--- start ---

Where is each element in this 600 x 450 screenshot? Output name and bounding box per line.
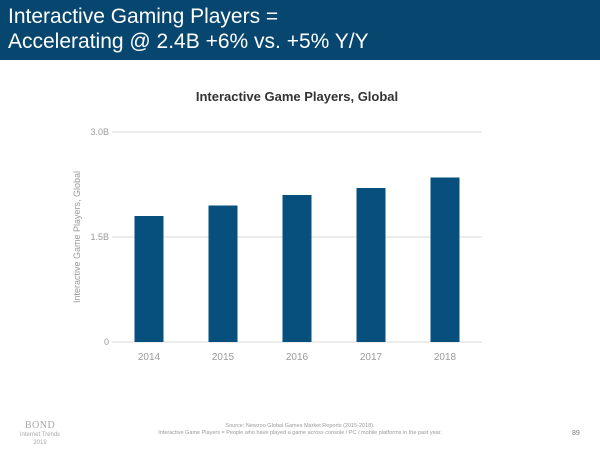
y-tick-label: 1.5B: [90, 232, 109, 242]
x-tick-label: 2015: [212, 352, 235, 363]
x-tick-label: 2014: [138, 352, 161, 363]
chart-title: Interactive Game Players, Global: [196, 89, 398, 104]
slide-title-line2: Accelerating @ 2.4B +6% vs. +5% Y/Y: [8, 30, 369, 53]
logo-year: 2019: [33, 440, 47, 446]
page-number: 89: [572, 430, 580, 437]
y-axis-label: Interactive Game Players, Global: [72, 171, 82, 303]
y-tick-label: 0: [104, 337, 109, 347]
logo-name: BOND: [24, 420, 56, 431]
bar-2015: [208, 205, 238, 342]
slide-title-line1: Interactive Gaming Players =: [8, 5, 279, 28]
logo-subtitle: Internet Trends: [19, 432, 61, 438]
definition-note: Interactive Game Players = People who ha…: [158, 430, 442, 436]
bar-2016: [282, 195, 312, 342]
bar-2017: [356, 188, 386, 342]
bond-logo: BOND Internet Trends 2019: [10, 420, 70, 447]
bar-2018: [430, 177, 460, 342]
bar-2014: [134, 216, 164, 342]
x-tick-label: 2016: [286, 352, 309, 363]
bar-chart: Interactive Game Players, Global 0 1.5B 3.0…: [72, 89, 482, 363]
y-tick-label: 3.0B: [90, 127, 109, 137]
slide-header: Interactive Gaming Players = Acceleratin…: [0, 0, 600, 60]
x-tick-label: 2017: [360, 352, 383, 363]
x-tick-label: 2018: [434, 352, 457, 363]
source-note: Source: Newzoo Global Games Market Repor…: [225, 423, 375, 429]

--- end ---

PROBLEM REQUIREMENTS:
Return all of the lines above verbatim, omitting the picture.

SOLUTION FOR THIS EXERCISE:
Where is each element in this 600 x 450 screenshot? Output name and bounding box per line.
y-tick-label: 1.5B: [90, 232, 109, 242]
x-tick-label: 2015: [212, 352, 235, 363]
x-tick-label: 2014: [138, 352, 161, 363]
chart-title: Interactive Game Players, Global: [196, 89, 398, 104]
slide-title-line2: Accelerating @ 2.4B +6% vs. +5% Y/Y: [8, 30, 369, 53]
logo-year: 2019: [33, 440, 47, 446]
page-number: 89: [572, 430, 580, 437]
y-axis-label: Interactive Game Players, Global: [72, 171, 82, 303]
y-tick-label: 0: [104, 337, 109, 347]
logo-name: BOND: [24, 420, 56, 431]
bar-2015: [208, 205, 238, 342]
slide-title-line1: Interactive Gaming Players =: [8, 5, 279, 28]
logo-subtitle: Internet Trends: [19, 432, 61, 438]
definition-note: Interactive Game Players = People who ha…: [158, 430, 442, 436]
bar-2016: [282, 195, 312, 342]
bar-2017: [356, 188, 386, 342]
bond-logo: BOND Internet Trends 2019: [10, 420, 70, 447]
bar-2018: [430, 177, 460, 342]
bar-2014: [134, 216, 164, 342]
x-tick-label: 2016: [286, 352, 309, 363]
bar-chart: Interactive Game Players, Global 0 1.5B 3.0…: [72, 89, 482, 363]
y-tick-label: 3.0B: [90, 127, 109, 137]
slide-header: Interactive Gaming Players = Acceleratin…: [0, 0, 600, 60]
x-tick-label: 2017: [360, 352, 383, 363]
x-tick-label: 2018: [434, 352, 457, 363]
source-note: Source: Newzoo Global Games Market Repor…: [225, 423, 375, 429]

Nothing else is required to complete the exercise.